STATED PROBLEM:
Extract the complete listing and repeat it word for word.

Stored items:

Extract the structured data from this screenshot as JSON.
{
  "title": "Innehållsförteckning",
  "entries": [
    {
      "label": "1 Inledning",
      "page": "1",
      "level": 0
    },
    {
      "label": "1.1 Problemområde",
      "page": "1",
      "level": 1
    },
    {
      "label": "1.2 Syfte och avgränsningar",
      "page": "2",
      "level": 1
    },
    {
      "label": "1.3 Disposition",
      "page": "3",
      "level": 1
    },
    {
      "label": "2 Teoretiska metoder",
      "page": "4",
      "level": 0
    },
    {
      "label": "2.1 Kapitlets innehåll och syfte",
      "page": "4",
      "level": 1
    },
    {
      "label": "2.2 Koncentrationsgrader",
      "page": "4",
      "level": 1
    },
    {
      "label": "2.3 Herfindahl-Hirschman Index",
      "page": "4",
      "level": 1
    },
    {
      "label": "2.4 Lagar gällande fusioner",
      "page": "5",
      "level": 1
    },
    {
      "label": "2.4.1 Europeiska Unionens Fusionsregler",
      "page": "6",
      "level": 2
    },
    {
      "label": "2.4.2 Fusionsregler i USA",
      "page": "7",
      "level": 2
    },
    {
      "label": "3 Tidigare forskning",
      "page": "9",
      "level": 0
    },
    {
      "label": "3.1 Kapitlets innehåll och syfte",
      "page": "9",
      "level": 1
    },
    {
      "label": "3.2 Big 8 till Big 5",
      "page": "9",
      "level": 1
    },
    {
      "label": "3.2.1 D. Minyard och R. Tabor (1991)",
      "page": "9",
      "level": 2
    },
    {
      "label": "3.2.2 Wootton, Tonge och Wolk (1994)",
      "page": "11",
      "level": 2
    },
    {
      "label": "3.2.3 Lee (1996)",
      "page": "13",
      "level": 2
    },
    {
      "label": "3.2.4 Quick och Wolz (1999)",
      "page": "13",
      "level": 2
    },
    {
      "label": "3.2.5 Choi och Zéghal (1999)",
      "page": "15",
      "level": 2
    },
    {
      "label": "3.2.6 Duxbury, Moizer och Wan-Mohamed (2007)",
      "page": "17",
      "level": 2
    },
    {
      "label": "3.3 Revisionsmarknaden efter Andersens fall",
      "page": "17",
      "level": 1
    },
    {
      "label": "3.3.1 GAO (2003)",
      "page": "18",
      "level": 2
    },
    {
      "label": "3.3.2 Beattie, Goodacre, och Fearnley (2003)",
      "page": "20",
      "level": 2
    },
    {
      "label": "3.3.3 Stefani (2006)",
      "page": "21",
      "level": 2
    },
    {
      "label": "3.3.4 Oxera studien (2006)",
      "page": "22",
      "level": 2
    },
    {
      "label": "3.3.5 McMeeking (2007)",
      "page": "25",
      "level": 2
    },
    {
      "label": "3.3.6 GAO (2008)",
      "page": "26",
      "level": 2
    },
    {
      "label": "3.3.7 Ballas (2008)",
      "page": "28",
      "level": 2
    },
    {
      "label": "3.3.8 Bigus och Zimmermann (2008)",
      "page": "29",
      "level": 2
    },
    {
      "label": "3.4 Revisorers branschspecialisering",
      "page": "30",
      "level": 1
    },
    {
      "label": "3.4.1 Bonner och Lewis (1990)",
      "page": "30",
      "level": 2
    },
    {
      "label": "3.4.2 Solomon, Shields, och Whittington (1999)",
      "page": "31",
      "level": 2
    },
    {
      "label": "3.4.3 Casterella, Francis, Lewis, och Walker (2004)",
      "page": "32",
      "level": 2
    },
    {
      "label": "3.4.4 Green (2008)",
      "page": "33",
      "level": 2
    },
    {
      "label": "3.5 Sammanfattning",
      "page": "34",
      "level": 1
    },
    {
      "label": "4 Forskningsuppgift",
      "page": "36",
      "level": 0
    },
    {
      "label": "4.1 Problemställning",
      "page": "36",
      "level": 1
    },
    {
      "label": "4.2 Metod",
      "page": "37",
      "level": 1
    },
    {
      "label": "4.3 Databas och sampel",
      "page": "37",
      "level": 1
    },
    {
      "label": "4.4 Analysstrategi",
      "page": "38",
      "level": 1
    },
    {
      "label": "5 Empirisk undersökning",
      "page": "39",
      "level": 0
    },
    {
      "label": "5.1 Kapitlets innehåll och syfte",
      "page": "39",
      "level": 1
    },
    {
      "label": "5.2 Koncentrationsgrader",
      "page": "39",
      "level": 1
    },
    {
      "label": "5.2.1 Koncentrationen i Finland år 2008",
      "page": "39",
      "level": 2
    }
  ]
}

TASK RESPONSE:
Extract the structured data from this screenshot as JSON.
{
  "title": "Innehållsförteckning",
  "entries": [
    {
      "label": "1 Inledning",
      "page": "1",
      "level": 0
    },
    {
      "label": "1.1 Problemområde",
      "page": "1",
      "level": 1
    },
    {
      "label": "1.2 Syfte och avgränsningar",
      "page": "2",
      "level": 1
    },
    {
      "label": "1.3 Disposition",
      "page": "3",
      "level": 1
    },
    {
      "label": "2 Teoretiska metoder",
      "page": "4",
      "level": 0
    },
    {
      "label": "2.1 Kapitlets innehåll och syfte",
      "page": "4",
      "level": 1
    },
    {
      "label": "2.2 Koncentrationsgrader",
      "page": "4",
      "level": 1
    },
    {
      "label": "2.3 Herfindahl-Hirschman Index",
      "page": "4",
      "level": 1
    },
    {
      "label": "2.4 Lagar gällande fusioner",
      "page": "5",
      "level": 1
    },
    {
      "label": "2.4.1 Europeiska Unionens Fusionsregler",
      "page": "6",
      "level": 2
    },
    {
      "label": "2.4.2 Fusionsregler i USA",
      "page": "7",
      "level": 2
    },
    {
      "label": "3 Tidigare forskning",
      "page": "9",
      "level": 0
    },
    {
      "label": "3.1 Kapitlets innehåll och syfte",
      "page": "9",
      "level": 1
    },
    {
      "label": "3.2 Big 8 till Big 5",
      "page": "9",
      "level": 1
    },
    {
      "label": "3.2.1 D. Minyard och R. Tabor (1991)",
      "page": "9",
      "level": 2
    },
    {
      "label": "3.2.2 Wootton, Tonge och Wolk (1994)",
      "page": "11",
      "level": 2
    },
    {
      "label": "3.2.3 Lee (1996)",
      "page": "13",
      "level": 2
    },
    {
      "label": "3.2.4 Quick och Wolz (1999)",
      "page": "13",
      "level": 2
    },
    {
      "label": "3.2.5 Choi och Zéghal (1999)",
      "page": "15",
      "level": 2
    },
    {
      "label": "3.2.6 Duxbury, Moizer och Wan-Mohamed (2007)",
      "page": "17",
      "level": 2
    },
    {
      "label": "3.3 Revisionsmarknaden efter Andersens fall",
      "page": "17",
      "level": 1
    },
    {
      "label": "3.3.1 GAO (2003)",
      "page": "18",
      "level": 2
    },
    {
      "label": "3.3.2 Beattie, Goodacre, och Fearnley (2003)",
      "page": "20",
      "level": 2
    },
    {
      "label": "3.3.3 Stefani (2006)",
      "page": "21",
      "level": 2
    },
    {
      "label": "3.3.4 Oxera studien (2006)",
      "page": "22",
      "level": 2
    },
    {
      "label": "3.3.5 McMeeking (2007)",
      "page": "25",
      "level": 2
    },
    {
      "label": "3.3.6 GAO (2008)",
      "page": "26",
      "level": 2
    },
    {
      "label": "3.3.7 Ballas (2008)",
      "page": "28",
      "level": 2
    },
    {
      "label": "3.3.8 Bigus och Zimmermann (2008)",
      "page": "29",
      "level": 2
    },
    {
      "label": "3.4 Revisorers branschspecialisering",
      "page": "30",
      "level": 1
    },
    {
      "label": "3.4.1 Bonner och Lewis (1990)",
      "page": "30",
      "level": 2
    },
    {
      "label": "3.4.2 Solomon, Shields, och Whittington (1999)",
      "page": "31",
      "level": 2
    },
    {
      "label": "3.4.3 Casterella, Francis, Lewis, och Walker (2004)",
      "page": "32",
      "level": 2
    },
    {
      "label": "3.4.4 Green (2008)",
      "page": "33",
      "level": 2
    },
    {
      "label": "3.5 Sammanfattning",
      "page": "34",
      "level": 1
    },
    {
      "label": "4 Forskningsuppgift",
      "page": "36",
      "level": 0
    },
    {
      "label": "4.1 Problemställning",
      "page": "36",
      "level": 1
    },
    {
      "label": "4.2 Metod",
      "page": "37",
      "level": 1
    },
    {
      "label": "4.3 Databas och sampel",
      "page": "37",
      "level": 1
    },
    {
      "label": "4.4 Analysstrategi",
      "page": "38",
      "level": 1
    },
    {
      "label": "5 Empirisk undersökning",
      "page": "39",
      "level": 0
    },
    {
      "label": "5.1 Kapitlets innehåll och syfte",
      "page": "39",
      "level": 1
    },
    {
      "label": "5.2 Koncentrationsgrader",
      "page": "39",
      "level": 1
    },
    {
      "label": "5.2.1 Koncentrationen i Finland år 2008",
      "page": "39",
      "level": 2
    }
  ]
}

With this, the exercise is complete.